>> begin

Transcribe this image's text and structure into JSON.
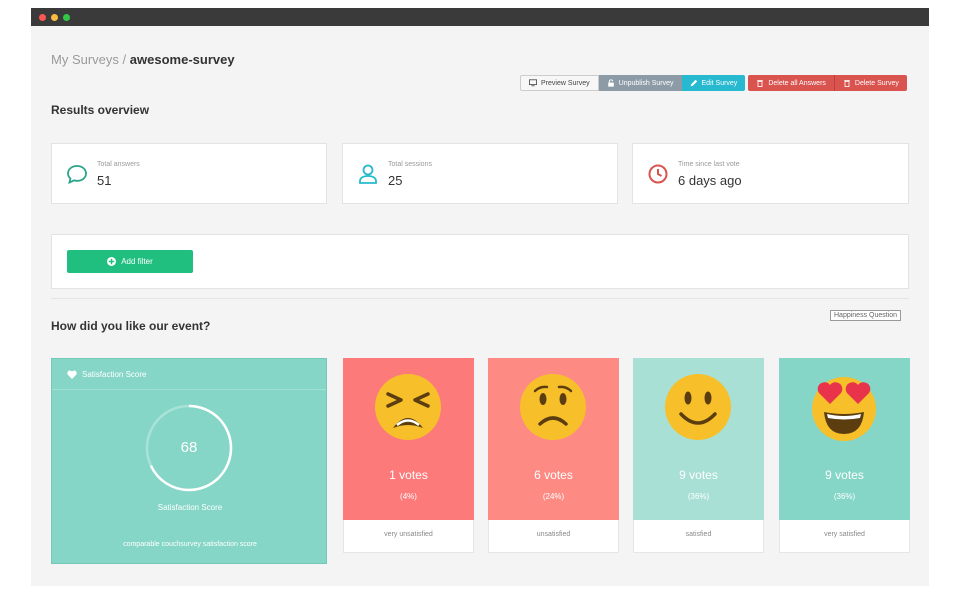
{
  "breadcrumb": {
    "parent": "My Surveys",
    "separator": "/",
    "current": "awesome-survey"
  },
  "toolbar": {
    "preview": "Preview Survey",
    "unpublish": "Unpublish Survey",
    "edit": "Edit Survey",
    "delete_answers": "Delete all Answers",
    "delete_survey": "Delete Survey"
  },
  "overview": {
    "title": "Results overview",
    "stats": [
      {
        "label": "Total answers",
        "value": "51",
        "icon": "chat-icon",
        "color": "#2aa58b"
      },
      {
        "label": "Total sessions",
        "value": "25",
        "icon": "user-icon",
        "color": "#27b9cf"
      },
      {
        "label": "Time since last vote",
        "value": "6 days ago",
        "icon": "clock-icon",
        "color": "#d9534f"
      }
    ]
  },
  "filter": {
    "button": "Add filter",
    "icon": "plus-circle-icon"
  },
  "question": {
    "title": "How did you like our event?",
    "type_badge": "Happiness Question",
    "score": {
      "header": "Satisfaction Score",
      "value": "68",
      "percent": 68,
      "label": "Satisfaction Score",
      "footnote": "comparable couchsurvey satisfaction score"
    },
    "moods": [
      {
        "votes": "1 votes",
        "pct": "(4%)",
        "label": "very unsatisfied",
        "color": "#fc7a7a",
        "icon": "tired-face-icon"
      },
      {
        "votes": "6 votes",
        "pct": "(24%)",
        "label": "unsatisfied",
        "color": "#fd8b84",
        "icon": "frowning-face-icon"
      },
      {
        "votes": "9 votes",
        "pct": "(36%)",
        "label": "satisfied",
        "color": "#a8e0d5",
        "icon": "smiling-face-icon"
      },
      {
        "votes": "9 votes",
        "pct": "(36%)",
        "label": "very satisfied",
        "color": "#85d6c7",
        "icon": "heart-eyes-face-icon"
      }
    ]
  }
}
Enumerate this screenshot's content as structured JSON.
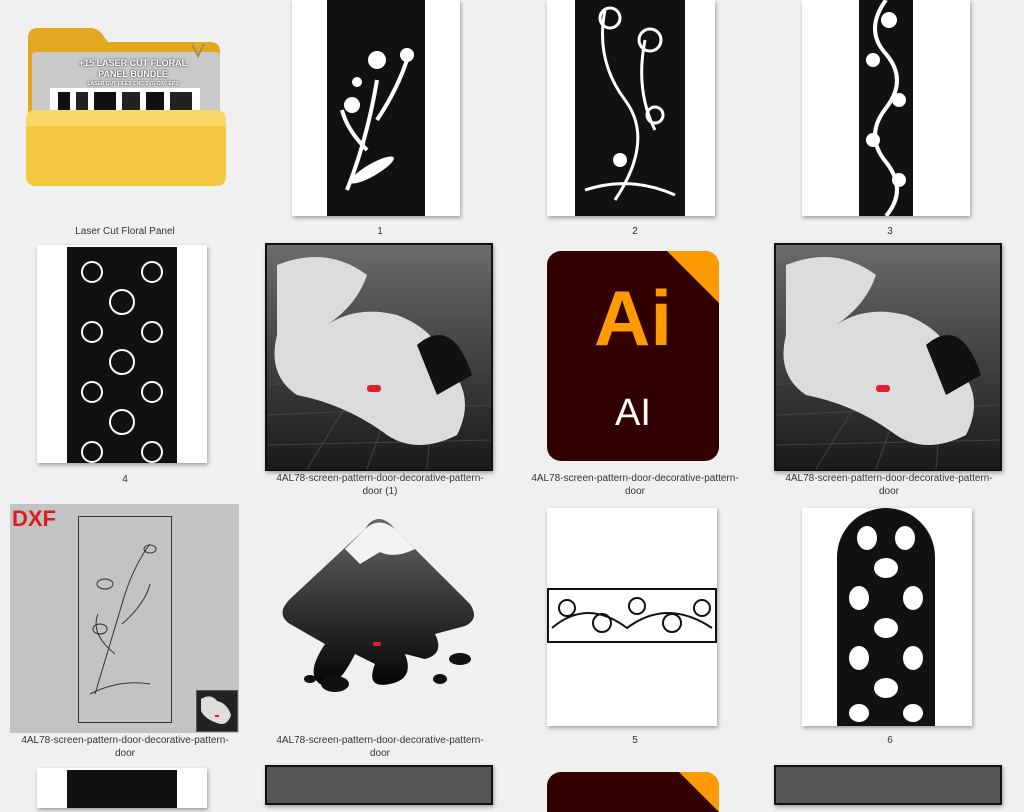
{
  "folder": {
    "caption": "Laser Cut Floral Panel",
    "preview_title_1": "+15 LASER CUT FLORAL",
    "preview_title_2": "PANEL BUNDLE",
    "preview_subtitle": "LASER CUT FILES CNC SVG DXF EPS"
  },
  "files": [
    {
      "caption": "1"
    },
    {
      "caption": "2"
    },
    {
      "caption": "3"
    },
    {
      "caption": "4"
    },
    {
      "caption_line1": "4AL78-screen-pattern-door-decorative-pattern-",
      "caption_line2": "door (1)"
    },
    {
      "caption_line1": "4AL78-screen-pattern-door-decorative-pattern-",
      "caption_line2": "door",
      "icon_text": "Ai",
      "icon_sub": "AI"
    },
    {
      "caption_line1": "4AL78-screen-pattern-door-decorative-pattern-",
      "caption_line2": "door"
    },
    {
      "caption_line1": "4AL78-screen-pattern-door-decorative-pattern-",
      "caption_line2": "door",
      "badge": "DXF"
    },
    {
      "caption_line1": "4AL78-screen-pattern-door-decorative-pattern-",
      "caption_line2": "door"
    },
    {
      "caption": "5"
    },
    {
      "caption": "6"
    }
  ],
  "colors": {
    "background": "#f0f0f0",
    "folder_yellow": "#f5c842",
    "ai_bg": "#330000",
    "ai_orange": "#ff9a00",
    "dxf_red": "#d81f26"
  }
}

>> end

▸ **What you should do**
Report all lines of the data above that include the string "value".

▸ **Correct answer**
        "value": "51",
        "value": "25",
        "value": "6 days ago",
      "value": "68",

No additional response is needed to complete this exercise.